(Excerpt from a dataset)
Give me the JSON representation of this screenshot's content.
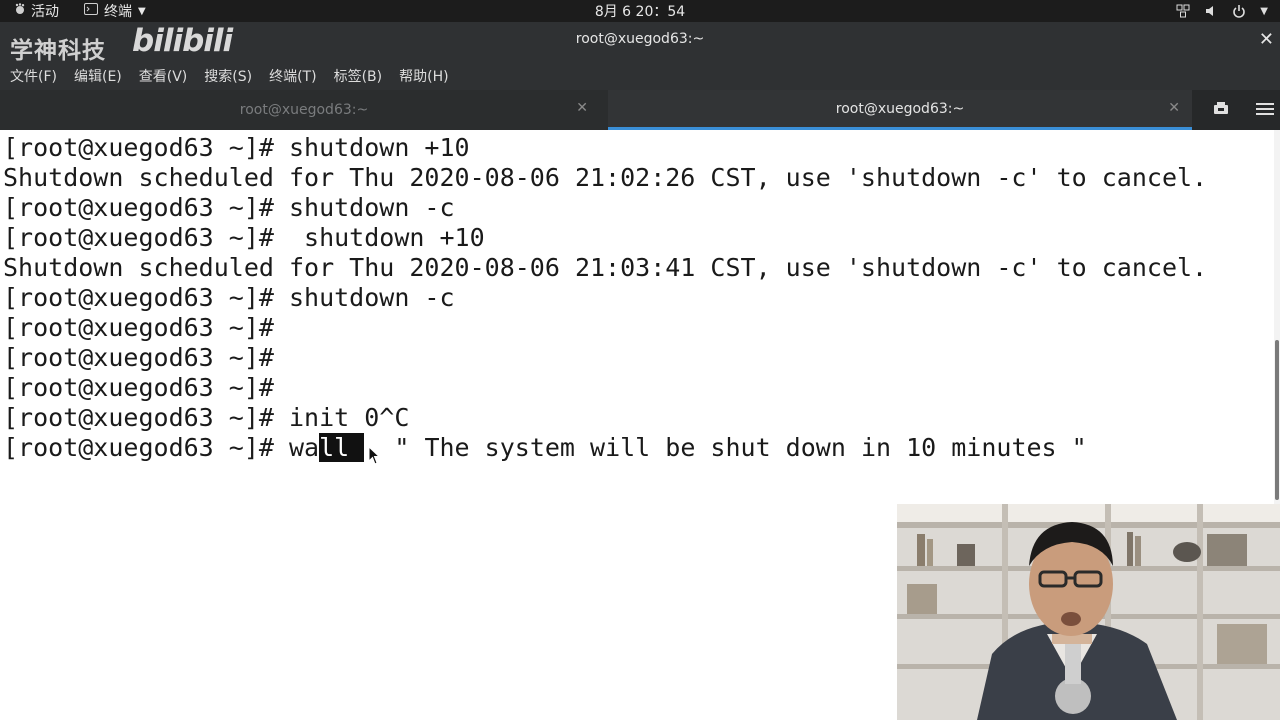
{
  "topbar": {
    "activities": "活动",
    "app_menu": "终端",
    "clock": "8月 6  20：54",
    "icons": [
      "network-icon",
      "volume-icon",
      "power-icon",
      "chevron-down-icon"
    ]
  },
  "window": {
    "logo_text": "学神科技",
    "bilibili": "bilibili",
    "title": "root@xuegod63:~"
  },
  "menu": [
    "文件(F)",
    "编辑(E)",
    "查看(V)",
    "搜索(S)",
    "终端(T)",
    "标签(B)",
    "帮助(H)"
  ],
  "tabs": [
    {
      "label": "root@xuegod63:~",
      "active": false
    },
    {
      "label": "root@xuegod63:~",
      "active": true
    }
  ],
  "terminal": {
    "lines": [
      "[root@xuegod63 ~]# shutdown +10",
      "Shutdown scheduled for Thu 2020-08-06 21:02:26 CST, use 'shutdown -c' to cancel.",
      "[root@xuegod63 ~]# shutdown -c",
      "[root@xuegod63 ~]#  shutdown +10",
      "Shutdown scheduled for Thu 2020-08-06 21:03:41 CST, use 'shutdown -c' to cancel.",
      "[root@xuegod63 ~]# shutdown -c",
      "[root@xuegod63 ~]#",
      "[root@xuegod63 ~]#",
      "[root@xuegod63 ~]#",
      "[root@xuegod63 ~]# init 0^C"
    ],
    "last": {
      "prompt": "[root@xuegod63 ~]# ",
      "cmd_a": "wa",
      "cmd_selected": "ll ",
      "rest": "  \" The system will be shut down in 10 minutes \""
    }
  },
  "colors": {
    "topbar": "#1c1c1c",
    "chrome": "#2f3133",
    "tab_accent": "#3a8fd8",
    "terminal_bg": "#ffffff",
    "terminal_fg": "#1a1a1a"
  }
}
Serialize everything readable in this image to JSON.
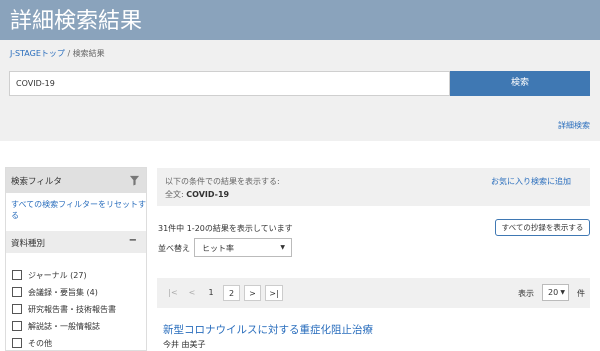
{
  "header": {
    "title": "詳細検索結果"
  },
  "breadcrumb": {
    "home": "J-STAGEトップ",
    "separator": "/",
    "current": "検索結果"
  },
  "search": {
    "query": "COVID-19",
    "button_label": "検索",
    "advanced_link": "詳細検索"
  },
  "filter": {
    "title": "検索フィルタ",
    "icon": "funnel-icon",
    "reset_label": "すべての検索フィルターをリセットする",
    "section_title": "資料種別",
    "collapse_symbol": "−",
    "options": [
      {
        "label": "ジャーナル (27)",
        "checked": false
      },
      {
        "label": "会議録・要旨集 (4)",
        "checked": false
      },
      {
        "label": "研究報告書・技術報告書",
        "checked": false
      },
      {
        "label": "解説誌・一般情報誌",
        "checked": false
      },
      {
        "label": "その他",
        "checked": false
      }
    ]
  },
  "conditions": {
    "heading": "以下の条件での結果を表示する:",
    "detail_label": "全文:",
    "detail_value": "COVID-19",
    "favorite_link": "お気に入り検索に追加"
  },
  "results": {
    "count_text": "31件中 1-20の結果を表示しています",
    "show_all_label": "すべての抄録を表示する",
    "sort_label": "並べ替え",
    "sort_value": "ヒット率"
  },
  "pagination": {
    "first": "|<",
    "prev": "<",
    "pages": [
      "1",
      "2"
    ],
    "current_page": "1",
    "next": ">",
    "last": ">|",
    "per_page_label": "表示",
    "per_page_value": "20",
    "per_page_unit": "件"
  },
  "items": [
    {
      "title": "新型コロナウイルスに対する重症化阻止治療",
      "author": "今井 由美子"
    }
  ],
  "colors": {
    "banner": "#8aa3bc",
    "accent": "#3f78b3",
    "link": "#2a6ebd"
  }
}
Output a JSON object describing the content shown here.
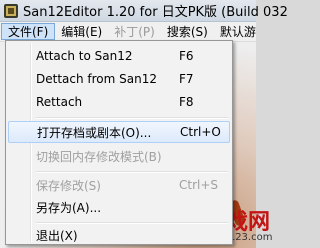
{
  "window": {
    "title": "San12Editor 1.20 for 日文PK版 (Build 032"
  },
  "menubar": {
    "items": [
      {
        "label": "文件(F)",
        "state": "active"
      },
      {
        "label": "编辑(E)",
        "state": "normal"
      },
      {
        "label": "补丁(P)",
        "state": "disabled"
      },
      {
        "label": "搜索(S)",
        "state": "normal"
      },
      {
        "label": "默认游戏",
        "state": "normal"
      }
    ]
  },
  "file_menu": {
    "items": [
      {
        "label": "Attach to San12",
        "shortcut": "F6",
        "enabled": true
      },
      {
        "label": "Dettach from San12",
        "shortcut": "F7",
        "enabled": true
      },
      {
        "label": "Rettach",
        "shortcut": "F8",
        "enabled": true
      },
      {
        "label": "打开存档或剧本(O)...",
        "shortcut": "Ctrl+O",
        "enabled": true,
        "highlighted": true
      },
      {
        "label": "切换回内存修改模式(B)",
        "shortcut": "",
        "enabled": false
      },
      {
        "label": "保存修改(S)",
        "shortcut": "Ctrl+S",
        "enabled": false
      },
      {
        "label": "另存为(A)...",
        "shortcut": "",
        "enabled": true
      },
      {
        "label": "退出(X)",
        "shortcut": "",
        "enabled": true
      }
    ]
  },
  "watermark": {
    "text": "牧羊游戏网",
    "url": "www.mygame123.com"
  },
  "colors": {
    "menu_background": "#f2f2f2",
    "highlight_border": "#aecff7",
    "disabled_text": "#a0a0a0",
    "watermark": "#c41414"
  },
  "icons": {
    "app": "app-icon"
  }
}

Task goal >>
Reproduce all of the data exactly; the pictures do not belong in the copy.

Result >>
Give me the JSON representation of this screenshot's content.
{
  "topbar": {
    "activities": "活动",
    "app_menu": "终端",
    "clock": "8月 6  20：54",
    "icons": [
      "network-icon",
      "volume-icon",
      "power-icon",
      "chevron-down-icon"
    ]
  },
  "window": {
    "logo_text": "学神科技",
    "bilibili": "bilibili",
    "title": "root@xuegod63:~"
  },
  "menu": [
    "文件(F)",
    "编辑(E)",
    "查看(V)",
    "搜索(S)",
    "终端(T)",
    "标签(B)",
    "帮助(H)"
  ],
  "tabs": [
    {
      "label": "root@xuegod63:~",
      "active": false
    },
    {
      "label": "root@xuegod63:~",
      "active": true
    }
  ],
  "terminal": {
    "lines": [
      "[root@xuegod63 ~]# shutdown +10",
      "Shutdown scheduled for Thu 2020-08-06 21:02:26 CST, use 'shutdown -c' to cancel.",
      "[root@xuegod63 ~]# shutdown -c",
      "[root@xuegod63 ~]#  shutdown +10",
      "Shutdown scheduled for Thu 2020-08-06 21:03:41 CST, use 'shutdown -c' to cancel.",
      "[root@xuegod63 ~]# shutdown -c",
      "[root@xuegod63 ~]#",
      "[root@xuegod63 ~]#",
      "[root@xuegod63 ~]#",
      "[root@xuegod63 ~]# init 0^C"
    ],
    "last": {
      "prompt": "[root@xuegod63 ~]# ",
      "cmd_a": "wa",
      "cmd_selected": "ll ",
      "rest": "  \" The system will be shut down in 10 minutes \""
    }
  },
  "colors": {
    "topbar": "#1c1c1c",
    "chrome": "#2f3133",
    "tab_accent": "#3a8fd8",
    "terminal_bg": "#ffffff",
    "terminal_fg": "#1a1a1a"
  }
}
Serialize everything readable in this image to JSON.
{
  "header": {
    "title": "詳細検索結果"
  },
  "breadcrumb": {
    "home": "J-STAGEトップ",
    "separator": "/",
    "current": "検索結果"
  },
  "search": {
    "query": "COVID-19",
    "button_label": "検索",
    "advanced_link": "詳細検索"
  },
  "filter": {
    "title": "検索フィルタ",
    "icon": "funnel-icon",
    "reset_label": "すべての検索フィルターをリセットする",
    "section_title": "資料種別",
    "collapse_symbol": "−",
    "options": [
      {
        "label": "ジャーナル (27)",
        "checked": false
      },
      {
        "label": "会議録・要旨集 (4)",
        "checked": false
      },
      {
        "label": "研究報告書・技術報告書",
        "checked": false
      },
      {
        "label": "解説誌・一般情報誌",
        "checked": false
      },
      {
        "label": "その他",
        "checked": false
      }
    ]
  },
  "conditions": {
    "heading": "以下の条件での結果を表示する:",
    "detail_label": "全文:",
    "detail_value": "COVID-19",
    "favorite_link": "お気に入り検索に追加"
  },
  "results": {
    "count_text": "31件中 1-20の結果を表示しています",
    "show_all_label": "すべての抄録を表示する",
    "sort_label": "並べ替え",
    "sort_value": "ヒット率"
  },
  "pagination": {
    "first": "|<",
    "prev": "<",
    "pages": [
      "1",
      "2"
    ],
    "current_page": "1",
    "next": ">",
    "last": ">|",
    "per_page_label": "表示",
    "per_page_value": "20",
    "per_page_unit": "件"
  },
  "items": [
    {
      "title": "新型コロナウイルスに対する重症化阻止治療",
      "author": "今井 由美子"
    }
  ],
  "colors": {
    "banner": "#8aa3bc",
    "accent": "#3f78b3",
    "link": "#2a6ebd"
  }
}
Output a JSON object describing the content shown here.
{
  "window": {
    "title": "San12Editor 1.20 for 日文PK版 (Build 032"
  },
  "menubar": {
    "items": [
      {
        "label": "文件(F)",
        "state": "active"
      },
      {
        "label": "编辑(E)",
        "state": "normal"
      },
      {
        "label": "补丁(P)",
        "state": "disabled"
      },
      {
        "label": "搜索(S)",
        "state": "normal"
      },
      {
        "label": "默认游戏",
        "state": "normal"
      }
    ]
  },
  "file_menu": {
    "items": [
      {
        "label": "Attach to San12",
        "shortcut": "F6",
        "enabled": true
      },
      {
        "label": "Dettach from San12",
        "shortcut": "F7",
        "enabled": true
      },
      {
        "label": "Rettach",
        "shortcut": "F8",
        "enabled": true
      },
      {
        "label": "打开存档或剧本(O)...",
        "shortcut": "Ctrl+O",
        "enabled": true,
        "highlighted": true
      },
      {
        "label": "切换回内存修改模式(B)",
        "shortcut": "",
        "enabled": false
      },
      {
        "label": "保存修改(S)",
        "shortcut": "Ctrl+S",
        "enabled": false
      },
      {
        "label": "另存为(A)...",
        "shortcut": "",
        "enabled": true
      },
      {
        "label": "退出(X)",
        "shortcut": "",
        "enabled": true
      }
    ]
  },
  "watermark": {
    "text": "牧羊游戏网",
    "url": "www.mygame123.com"
  },
  "colors": {
    "menu_background": "#f2f2f2",
    "highlight_border": "#aecff7",
    "disabled_text": "#a0a0a0",
    "watermark": "#c41414"
  },
  "icons": {
    "app": "app-icon"
  }
}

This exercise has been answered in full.